What you need to do:
Each line of the material below should be reproduced exactly.

[Source data]
=======
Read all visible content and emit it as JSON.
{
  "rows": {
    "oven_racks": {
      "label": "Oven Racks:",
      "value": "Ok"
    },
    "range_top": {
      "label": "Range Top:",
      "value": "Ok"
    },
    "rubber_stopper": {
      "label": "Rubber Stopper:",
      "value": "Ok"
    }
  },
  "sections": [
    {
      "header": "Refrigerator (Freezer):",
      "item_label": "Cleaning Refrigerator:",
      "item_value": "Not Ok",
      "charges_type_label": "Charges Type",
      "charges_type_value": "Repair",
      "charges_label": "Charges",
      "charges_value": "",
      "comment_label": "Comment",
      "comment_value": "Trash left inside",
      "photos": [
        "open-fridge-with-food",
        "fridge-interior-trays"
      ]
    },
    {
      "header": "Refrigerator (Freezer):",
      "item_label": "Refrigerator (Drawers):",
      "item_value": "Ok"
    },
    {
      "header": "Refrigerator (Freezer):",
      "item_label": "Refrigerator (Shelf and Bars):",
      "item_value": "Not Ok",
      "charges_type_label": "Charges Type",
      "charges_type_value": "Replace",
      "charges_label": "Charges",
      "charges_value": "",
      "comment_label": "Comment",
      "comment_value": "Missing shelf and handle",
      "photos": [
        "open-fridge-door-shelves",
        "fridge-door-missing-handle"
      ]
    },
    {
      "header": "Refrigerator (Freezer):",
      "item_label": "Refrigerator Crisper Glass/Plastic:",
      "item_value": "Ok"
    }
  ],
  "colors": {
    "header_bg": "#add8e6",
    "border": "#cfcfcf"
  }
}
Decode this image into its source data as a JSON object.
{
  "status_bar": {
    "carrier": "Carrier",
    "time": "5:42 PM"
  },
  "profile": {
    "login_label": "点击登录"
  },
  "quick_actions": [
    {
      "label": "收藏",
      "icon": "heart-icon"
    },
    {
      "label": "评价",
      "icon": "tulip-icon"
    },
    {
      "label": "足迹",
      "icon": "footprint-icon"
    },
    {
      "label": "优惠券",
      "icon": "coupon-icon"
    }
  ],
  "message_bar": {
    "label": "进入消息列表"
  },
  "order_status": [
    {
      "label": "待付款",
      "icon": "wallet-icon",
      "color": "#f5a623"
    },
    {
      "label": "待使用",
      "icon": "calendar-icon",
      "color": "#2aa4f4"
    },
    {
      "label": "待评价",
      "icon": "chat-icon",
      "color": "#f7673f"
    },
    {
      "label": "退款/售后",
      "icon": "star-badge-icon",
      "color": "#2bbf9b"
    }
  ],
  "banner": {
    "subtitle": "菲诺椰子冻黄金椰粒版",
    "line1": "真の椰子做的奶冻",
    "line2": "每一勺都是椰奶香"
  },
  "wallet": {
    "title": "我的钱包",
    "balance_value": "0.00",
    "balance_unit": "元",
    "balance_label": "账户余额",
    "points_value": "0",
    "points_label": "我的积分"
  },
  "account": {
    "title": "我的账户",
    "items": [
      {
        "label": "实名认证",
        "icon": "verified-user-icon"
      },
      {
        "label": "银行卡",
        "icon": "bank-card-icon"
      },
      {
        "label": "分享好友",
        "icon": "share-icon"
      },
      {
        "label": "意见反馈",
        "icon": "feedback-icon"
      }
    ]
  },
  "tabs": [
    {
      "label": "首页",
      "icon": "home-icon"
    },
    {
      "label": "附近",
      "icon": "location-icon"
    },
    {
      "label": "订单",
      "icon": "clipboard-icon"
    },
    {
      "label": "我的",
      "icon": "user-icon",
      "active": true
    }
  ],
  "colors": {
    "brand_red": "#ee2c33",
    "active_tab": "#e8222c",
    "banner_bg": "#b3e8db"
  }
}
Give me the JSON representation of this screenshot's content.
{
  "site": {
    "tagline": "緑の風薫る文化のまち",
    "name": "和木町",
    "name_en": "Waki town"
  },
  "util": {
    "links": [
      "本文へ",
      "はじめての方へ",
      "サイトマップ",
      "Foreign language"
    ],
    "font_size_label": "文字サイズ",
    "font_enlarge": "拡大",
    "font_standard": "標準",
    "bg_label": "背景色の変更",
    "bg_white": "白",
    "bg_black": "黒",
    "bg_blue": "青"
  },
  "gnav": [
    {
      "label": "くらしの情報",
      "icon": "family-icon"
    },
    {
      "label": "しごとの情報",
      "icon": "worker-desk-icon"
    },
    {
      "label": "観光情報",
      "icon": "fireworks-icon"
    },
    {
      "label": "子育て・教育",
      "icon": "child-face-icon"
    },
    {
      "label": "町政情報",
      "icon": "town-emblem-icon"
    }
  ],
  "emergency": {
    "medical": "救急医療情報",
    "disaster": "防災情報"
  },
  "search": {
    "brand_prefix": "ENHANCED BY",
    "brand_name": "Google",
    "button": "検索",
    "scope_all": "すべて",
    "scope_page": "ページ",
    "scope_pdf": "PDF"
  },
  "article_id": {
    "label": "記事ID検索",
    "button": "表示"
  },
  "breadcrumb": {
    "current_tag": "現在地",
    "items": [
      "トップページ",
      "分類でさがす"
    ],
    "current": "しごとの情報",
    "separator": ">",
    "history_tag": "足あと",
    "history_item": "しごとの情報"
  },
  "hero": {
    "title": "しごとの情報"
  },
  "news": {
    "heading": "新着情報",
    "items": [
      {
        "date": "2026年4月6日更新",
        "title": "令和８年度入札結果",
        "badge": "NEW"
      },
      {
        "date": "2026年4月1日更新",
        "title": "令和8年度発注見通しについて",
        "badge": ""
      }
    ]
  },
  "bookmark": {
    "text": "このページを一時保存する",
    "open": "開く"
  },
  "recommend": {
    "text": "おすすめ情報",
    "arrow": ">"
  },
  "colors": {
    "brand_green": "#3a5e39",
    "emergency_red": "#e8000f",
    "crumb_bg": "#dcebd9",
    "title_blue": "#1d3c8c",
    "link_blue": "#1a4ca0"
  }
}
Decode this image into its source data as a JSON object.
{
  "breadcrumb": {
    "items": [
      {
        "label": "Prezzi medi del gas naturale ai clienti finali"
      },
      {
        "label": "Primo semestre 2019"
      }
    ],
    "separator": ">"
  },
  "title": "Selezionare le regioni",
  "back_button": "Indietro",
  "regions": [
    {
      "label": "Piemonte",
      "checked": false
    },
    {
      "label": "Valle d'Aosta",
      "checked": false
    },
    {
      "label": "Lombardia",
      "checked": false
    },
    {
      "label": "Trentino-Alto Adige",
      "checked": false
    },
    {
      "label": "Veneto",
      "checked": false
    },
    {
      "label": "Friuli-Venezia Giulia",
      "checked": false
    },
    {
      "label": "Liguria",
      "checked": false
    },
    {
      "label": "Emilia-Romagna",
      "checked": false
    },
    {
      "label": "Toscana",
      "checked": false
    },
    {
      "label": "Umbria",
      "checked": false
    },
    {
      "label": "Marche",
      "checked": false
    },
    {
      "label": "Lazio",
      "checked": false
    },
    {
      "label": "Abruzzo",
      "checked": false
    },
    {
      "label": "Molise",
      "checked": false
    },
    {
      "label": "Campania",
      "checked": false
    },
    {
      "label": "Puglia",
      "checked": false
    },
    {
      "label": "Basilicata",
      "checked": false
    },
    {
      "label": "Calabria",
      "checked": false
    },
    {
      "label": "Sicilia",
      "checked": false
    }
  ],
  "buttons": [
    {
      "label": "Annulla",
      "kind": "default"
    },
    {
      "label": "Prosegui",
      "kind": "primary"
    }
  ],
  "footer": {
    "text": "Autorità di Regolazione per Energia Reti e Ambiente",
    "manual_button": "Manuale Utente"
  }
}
=======
Solution for this task:
Read all visible content and emit it as JSON.
{
  "rows": {
    "oven_racks": {
      "label": "Oven Racks:",
      "value": "Ok"
    },
    "range_top": {
      "label": "Range Top:",
      "value": "Ok"
    },
    "rubber_stopper": {
      "label": "Rubber Stopper:",
      "value": "Ok"
    }
  },
  "sections": [
    {
      "header": "Refrigerator (Freezer):",
      "item_label": "Cleaning Refrigerator:",
      "item_value": "Not Ok",
      "charges_type_label": "Charges Type",
      "charges_type_value": "Repair",
      "charges_label": "Charges",
      "charges_value": "",
      "comment_label": "Comment",
      "comment_value": "Trash left inside",
      "photos": [
        "open-fridge-with-food",
        "fridge-interior-trays"
      ]
    },
    {
      "header": "Refrigerator (Freezer):",
      "item_label": "Refrigerator (Drawers):",
      "item_value": "Ok"
    },
    {
      "header": "Refrigerator (Freezer):",
      "item_label": "Refrigerator (Shelf and Bars):",
      "item_value": "Not Ok",
      "charges_type_label": "Charges Type",
      "charges_type_value": "Replace",
      "charges_label": "Charges",
      "charges_value": "",
      "comment_label": "Comment",
      "comment_value": "Missing shelf and handle",
      "photos": [
        "open-fridge-door-shelves",
        "fridge-door-missing-handle"
      ]
    },
    {
      "header": "Refrigerator (Freezer):",
      "item_label": "Refrigerator Crisper Glass/Plastic:",
      "item_value": "Ok"
    }
  ],
  "colors": {
    "header_bg": "#add8e6",
    "border": "#cfcfcf"
  }
}
Decode this image into its source data as a JSON object.
{
  "status_bar": {
    "carrier": "Carrier",
    "time": "5:42 PM"
  },
  "profile": {
    "login_label": "点击登录"
  },
  "quick_actions": [
    {
      "label": "收藏",
      "icon": "heart-icon"
    },
    {
      "label": "评价",
      "icon": "tulip-icon"
    },
    {
      "label": "足迹",
      "icon": "footprint-icon"
    },
    {
      "label": "优惠券",
      "icon": "coupon-icon"
    }
  ],
  "message_bar": {
    "label": "进入消息列表"
  },
  "order_status": [
    {
      "label": "待付款",
      "icon": "wallet-icon",
      "color": "#f5a623"
    },
    {
      "label": "待使用",
      "icon": "calendar-icon",
      "color": "#2aa4f4"
    },
    {
      "label": "待评价",
      "icon": "chat-icon",
      "color": "#f7673f"
    },
    {
      "label": "退款/售后",
      "icon": "star-badge-icon",
      "color": "#2bbf9b"
    }
  ],
  "banner": {
    "subtitle": "菲诺椰子冻黄金椰粒版",
    "line1": "真の椰子做的奶冻",
    "line2": "每一勺都是椰奶香"
  },
  "wallet": {
    "title": "我的钱包",
    "balance_value": "0.00",
    "balance_unit": "元",
    "balance_label": "账户余额",
    "points_value": "0",
    "points_label": "我的积分"
  },
  "account": {
    "title": "我的账户",
    "items": [
      {
        "label": "实名认证",
        "icon": "verified-user-icon"
      },
      {
        "label": "银行卡",
        "icon": "bank-card-icon"
      },
      {
        "label": "分享好友",
        "icon": "share-icon"
      },
      {
        "label": "意见反馈",
        "icon": "feedback-icon"
      }
    ]
  },
  "tabs": [
    {
      "label": "首页",
      "icon": "home-icon"
    },
    {
      "label": "附近",
      "icon": "location-icon"
    },
    {
      "label": "订单",
      "icon": "clipboard-icon"
    },
    {
      "label": "我的",
      "icon": "user-icon",
      "active": true
    }
  ],
  "colors": {
    "brand_red": "#ee2c33",
    "active_tab": "#e8222c",
    "banner_bg": "#b3e8db"
  }
}
Give me the JSON representation of this screenshot's content.
{
  "site": {
    "tagline": "緑の風薫る文化のまち",
    "name": "和木町",
    "name_en": "Waki town"
  },
  "util": {
    "links": [
      "本文へ",
      "はじめての方へ",
      "サイトマップ",
      "Foreign language"
    ],
    "font_size_label": "文字サイズ",
    "font_enlarge": "拡大",
    "font_standard": "標準",
    "bg_label": "背景色の変更",
    "bg_white": "白",
    "bg_black": "黒",
    "bg_blue": "青"
  },
  "gnav": [
    {
      "label": "くらしの情報",
      "icon": "family-icon"
    },
    {
      "label": "しごとの情報",
      "icon": "worker-desk-icon"
    },
    {
      "label": "観光情報",
      "icon": "fireworks-icon"
    },
    {
      "label": "子育て・教育",
      "icon": "child-face-icon"
    },
    {
      "label": "町政情報",
      "icon": "town-emblem-icon"
    }
  ],
  "emergency": {
    "medical": "救急医療情報",
    "disaster": "防災情報"
  },
  "search": {
    "brand_prefix": "ENHANCED BY",
    "brand_name": "Google",
    "button": "検索",
    "scope_all": "すべて",
    "scope_page": "ページ",
    "scope_pdf": "PDF"
  },
  "article_id": {
    "label": "記事ID検索",
    "button": "表示"
  },
  "breadcrumb": {
    "current_tag": "現在地",
    "items": [
      "トップページ",
      "分類でさがす"
    ],
    "current": "しごとの情報",
    "separator": ">",
    "history_tag": "足あと",
    "history_item": "しごとの情報"
  },
  "hero": {
    "title": "しごとの情報"
  },
  "news": {
    "heading": "新着情報",
    "items": [
      {
        "date": "2026年4月6日更新",
        "title": "令和８年度入札結果",
        "badge": "NEW"
      },
      {
        "date": "2026年4月1日更新",
        "title": "令和8年度発注見通しについて",
        "badge": ""
      }
    ]
  },
  "bookmark": {
    "text": "このページを一時保存する",
    "open": "開く"
  },
  "recommend": {
    "text": "おすすめ情報",
    "arrow": ">"
  },
  "colors": {
    "brand_green": "#3a5e39",
    "emergency_red": "#e8000f",
    "crumb_bg": "#dcebd9",
    "title_blue": "#1d3c8c",
    "link_blue": "#1a4ca0"
  }
}
Decode this image into its source data as a JSON object.
{
  "breadcrumb": {
    "items": [
      {
        "label": "Prezzi medi del gas naturale ai clienti finali"
      },
      {
        "label": "Primo semestre 2019"
      }
    ],
    "separator": ">"
  },
  "title": "Selezionare le regioni",
  "back_button": "Indietro",
  "regions": [
    {
      "label": "Piemonte",
      "checked": false
    },
    {
      "label": "Valle d'Aosta",
      "checked": false
    },
    {
      "label": "Lombardia",
      "checked": false
    },
    {
      "label": "Trentino-Alto Adige",
      "checked": false
    },
    {
      "label": "Veneto",
      "checked": false
    },
    {
      "label": "Friuli-Venezia Giulia",
      "checked": false
    },
    {
      "label": "Liguria",
      "checked": false
    },
    {
      "label": "Emilia-Romagna",
      "checked": false
    },
    {
      "label": "Toscana",
      "checked": false
    },
    {
      "label": "Umbria",
      "checked": false
    },
    {
      "label": "Marche",
      "checked": false
    },
    {
      "label": "Lazio",
      "checked": false
    },
    {
      "label": "Abruzzo",
      "checked": false
    },
    {
      "label": "Molise",
      "checked": false
    },
    {
      "label": "Campania",
      "checked": false
    },
    {
      "label": "Puglia",
      "checked": false
    },
    {
      "label": "Basilicata",
      "checked": false
    },
    {
      "label": "Calabria",
      "checked": false
    },
    {
      "label": "Sicilia",
      "checked": false
    }
  ],
  "buttons": [
    {
      "label": "Annulla",
      "kind": "default"
    },
    {
      "label": "Prosegui",
      "kind": "primary"
    }
  ],
  "footer": {
    "text": "Autorità di Regolazione per Energia Reti e Ambiente",
    "manual_button": "Manuale Utente"
  }
}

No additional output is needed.